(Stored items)
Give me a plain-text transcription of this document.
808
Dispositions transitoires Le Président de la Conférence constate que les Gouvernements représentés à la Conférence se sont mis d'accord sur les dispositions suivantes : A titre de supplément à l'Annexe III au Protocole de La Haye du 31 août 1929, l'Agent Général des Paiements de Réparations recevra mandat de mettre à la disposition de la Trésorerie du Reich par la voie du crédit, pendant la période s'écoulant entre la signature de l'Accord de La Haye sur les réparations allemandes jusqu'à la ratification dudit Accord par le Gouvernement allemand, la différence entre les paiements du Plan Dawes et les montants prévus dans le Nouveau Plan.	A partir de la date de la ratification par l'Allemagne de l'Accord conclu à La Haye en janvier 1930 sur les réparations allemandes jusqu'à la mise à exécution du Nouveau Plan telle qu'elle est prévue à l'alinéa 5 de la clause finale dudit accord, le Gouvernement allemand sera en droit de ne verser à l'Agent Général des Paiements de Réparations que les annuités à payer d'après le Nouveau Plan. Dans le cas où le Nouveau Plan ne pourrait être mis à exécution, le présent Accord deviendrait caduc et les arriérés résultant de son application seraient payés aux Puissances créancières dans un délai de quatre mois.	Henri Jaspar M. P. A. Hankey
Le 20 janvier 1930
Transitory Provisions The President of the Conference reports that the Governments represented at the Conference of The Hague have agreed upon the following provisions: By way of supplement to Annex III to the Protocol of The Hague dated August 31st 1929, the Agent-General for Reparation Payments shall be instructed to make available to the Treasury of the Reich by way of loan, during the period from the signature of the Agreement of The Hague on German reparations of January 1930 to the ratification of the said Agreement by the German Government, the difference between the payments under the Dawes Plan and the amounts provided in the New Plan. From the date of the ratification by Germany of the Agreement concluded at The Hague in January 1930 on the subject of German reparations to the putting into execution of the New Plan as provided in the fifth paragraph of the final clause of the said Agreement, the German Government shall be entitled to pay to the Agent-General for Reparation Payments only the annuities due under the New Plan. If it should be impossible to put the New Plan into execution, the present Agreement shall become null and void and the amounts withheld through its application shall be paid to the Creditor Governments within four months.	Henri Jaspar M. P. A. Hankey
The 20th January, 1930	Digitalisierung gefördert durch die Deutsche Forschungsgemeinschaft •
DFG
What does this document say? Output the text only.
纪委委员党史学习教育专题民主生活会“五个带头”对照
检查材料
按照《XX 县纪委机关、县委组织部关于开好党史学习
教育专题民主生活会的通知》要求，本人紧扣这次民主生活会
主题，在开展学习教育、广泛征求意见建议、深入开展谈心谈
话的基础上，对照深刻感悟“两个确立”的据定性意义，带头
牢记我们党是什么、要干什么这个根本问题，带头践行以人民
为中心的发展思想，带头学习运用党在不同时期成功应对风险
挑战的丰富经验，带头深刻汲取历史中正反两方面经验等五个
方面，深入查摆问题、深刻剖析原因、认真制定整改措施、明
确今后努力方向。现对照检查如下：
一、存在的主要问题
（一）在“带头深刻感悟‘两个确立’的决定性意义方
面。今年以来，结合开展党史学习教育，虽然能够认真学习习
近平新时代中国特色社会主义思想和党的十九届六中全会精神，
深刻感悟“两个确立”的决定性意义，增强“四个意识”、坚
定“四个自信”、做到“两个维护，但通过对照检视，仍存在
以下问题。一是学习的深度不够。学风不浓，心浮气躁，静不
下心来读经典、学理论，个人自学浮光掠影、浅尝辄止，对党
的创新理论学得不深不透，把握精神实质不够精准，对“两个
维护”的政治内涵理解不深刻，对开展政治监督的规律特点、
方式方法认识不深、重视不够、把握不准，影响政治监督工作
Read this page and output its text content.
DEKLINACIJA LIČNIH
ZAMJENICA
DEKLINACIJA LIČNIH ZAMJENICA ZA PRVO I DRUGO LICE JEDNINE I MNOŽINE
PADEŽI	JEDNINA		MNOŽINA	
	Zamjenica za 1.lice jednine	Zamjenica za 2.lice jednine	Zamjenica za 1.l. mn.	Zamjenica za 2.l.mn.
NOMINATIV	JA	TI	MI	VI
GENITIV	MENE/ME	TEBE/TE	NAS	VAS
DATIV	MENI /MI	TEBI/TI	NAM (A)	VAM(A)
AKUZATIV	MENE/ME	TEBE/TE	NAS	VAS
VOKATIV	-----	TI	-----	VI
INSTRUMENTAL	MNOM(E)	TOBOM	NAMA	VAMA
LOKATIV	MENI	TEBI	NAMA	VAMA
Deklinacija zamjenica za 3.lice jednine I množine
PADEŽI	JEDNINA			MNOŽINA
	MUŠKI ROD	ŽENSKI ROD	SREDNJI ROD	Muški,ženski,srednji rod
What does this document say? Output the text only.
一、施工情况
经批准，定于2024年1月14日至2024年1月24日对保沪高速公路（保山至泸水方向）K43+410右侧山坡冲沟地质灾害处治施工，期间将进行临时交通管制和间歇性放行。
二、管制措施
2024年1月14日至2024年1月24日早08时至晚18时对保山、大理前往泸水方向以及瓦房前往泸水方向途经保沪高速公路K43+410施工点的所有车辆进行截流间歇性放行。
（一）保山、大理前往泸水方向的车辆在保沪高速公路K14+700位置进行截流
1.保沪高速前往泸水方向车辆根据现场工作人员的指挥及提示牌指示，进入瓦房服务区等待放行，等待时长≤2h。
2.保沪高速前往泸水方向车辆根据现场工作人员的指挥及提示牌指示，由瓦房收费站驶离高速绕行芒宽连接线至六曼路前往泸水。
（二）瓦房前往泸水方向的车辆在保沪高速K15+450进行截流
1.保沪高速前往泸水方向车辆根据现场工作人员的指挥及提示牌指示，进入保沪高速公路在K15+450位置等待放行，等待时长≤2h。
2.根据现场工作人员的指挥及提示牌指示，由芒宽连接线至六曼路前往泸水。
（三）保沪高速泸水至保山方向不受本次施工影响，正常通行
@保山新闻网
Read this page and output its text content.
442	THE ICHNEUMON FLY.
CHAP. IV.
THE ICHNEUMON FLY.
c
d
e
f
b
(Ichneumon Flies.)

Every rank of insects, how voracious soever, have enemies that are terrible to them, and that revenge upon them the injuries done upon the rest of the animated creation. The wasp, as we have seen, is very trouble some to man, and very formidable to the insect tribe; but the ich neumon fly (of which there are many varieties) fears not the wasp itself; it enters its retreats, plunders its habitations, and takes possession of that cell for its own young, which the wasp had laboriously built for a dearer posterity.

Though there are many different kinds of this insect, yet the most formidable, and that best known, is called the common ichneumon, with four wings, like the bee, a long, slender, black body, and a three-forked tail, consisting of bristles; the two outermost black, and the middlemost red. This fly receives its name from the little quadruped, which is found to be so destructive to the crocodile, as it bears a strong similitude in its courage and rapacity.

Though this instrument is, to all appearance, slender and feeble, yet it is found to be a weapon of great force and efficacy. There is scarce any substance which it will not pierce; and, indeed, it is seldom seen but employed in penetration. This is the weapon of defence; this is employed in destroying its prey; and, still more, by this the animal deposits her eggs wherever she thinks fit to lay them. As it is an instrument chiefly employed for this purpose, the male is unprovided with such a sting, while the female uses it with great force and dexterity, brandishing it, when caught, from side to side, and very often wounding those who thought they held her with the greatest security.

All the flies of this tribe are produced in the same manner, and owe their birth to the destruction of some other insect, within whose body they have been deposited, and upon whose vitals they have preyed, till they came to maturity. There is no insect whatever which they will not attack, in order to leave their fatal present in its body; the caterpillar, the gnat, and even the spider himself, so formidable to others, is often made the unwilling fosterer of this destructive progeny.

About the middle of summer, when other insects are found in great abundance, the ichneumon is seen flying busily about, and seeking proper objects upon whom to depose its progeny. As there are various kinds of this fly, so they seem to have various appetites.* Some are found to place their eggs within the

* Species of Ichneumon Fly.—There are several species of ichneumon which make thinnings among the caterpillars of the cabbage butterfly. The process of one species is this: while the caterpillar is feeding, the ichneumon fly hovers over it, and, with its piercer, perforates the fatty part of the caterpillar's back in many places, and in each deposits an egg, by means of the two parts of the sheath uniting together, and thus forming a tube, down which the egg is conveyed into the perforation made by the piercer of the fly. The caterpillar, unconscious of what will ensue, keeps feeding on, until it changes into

* [Task requirements]
Copy out the lines in which the string "while" appears.

* [Response for this exercise]
Though this instrument is, to all appearance, slender and feeble, yet it is found to be a weapon of great force and efficacy. There is scarce any substance which it will not pierce; and, indeed, it is seldom seen but employed in penetration. This is the weapon of defence; this is employed in destroying its prey; and, still more, by this the animal deposits her eggs wherever she thinks fit to lay them. As it is an instrument chiefly employed for this purpose, the male is unprovided with such a sting, while the female uses it with great force and dexterity, brandishing it, when caught, from side to side, and very often wounding those who thought they held her with the greatest security.
* Species of Ichneumon Fly.—There are several species of ichneumon which make thinnings among the caterpillars of the cabbage butterfly. The process of one species is this: while the caterpillar is feeding, the ichneumon fly hovers over it, and, with its piercer, perforates the fatty part of the caterpillar's back in many places, and in each deposits an egg, by means of the two parts of the sheath uniting together, and thus forming a tube, down which the egg is conveyed into the perforation made by the piercer of the fly. The caterpillar, unconscious of what will ensue, keeps feeding on, until it changes into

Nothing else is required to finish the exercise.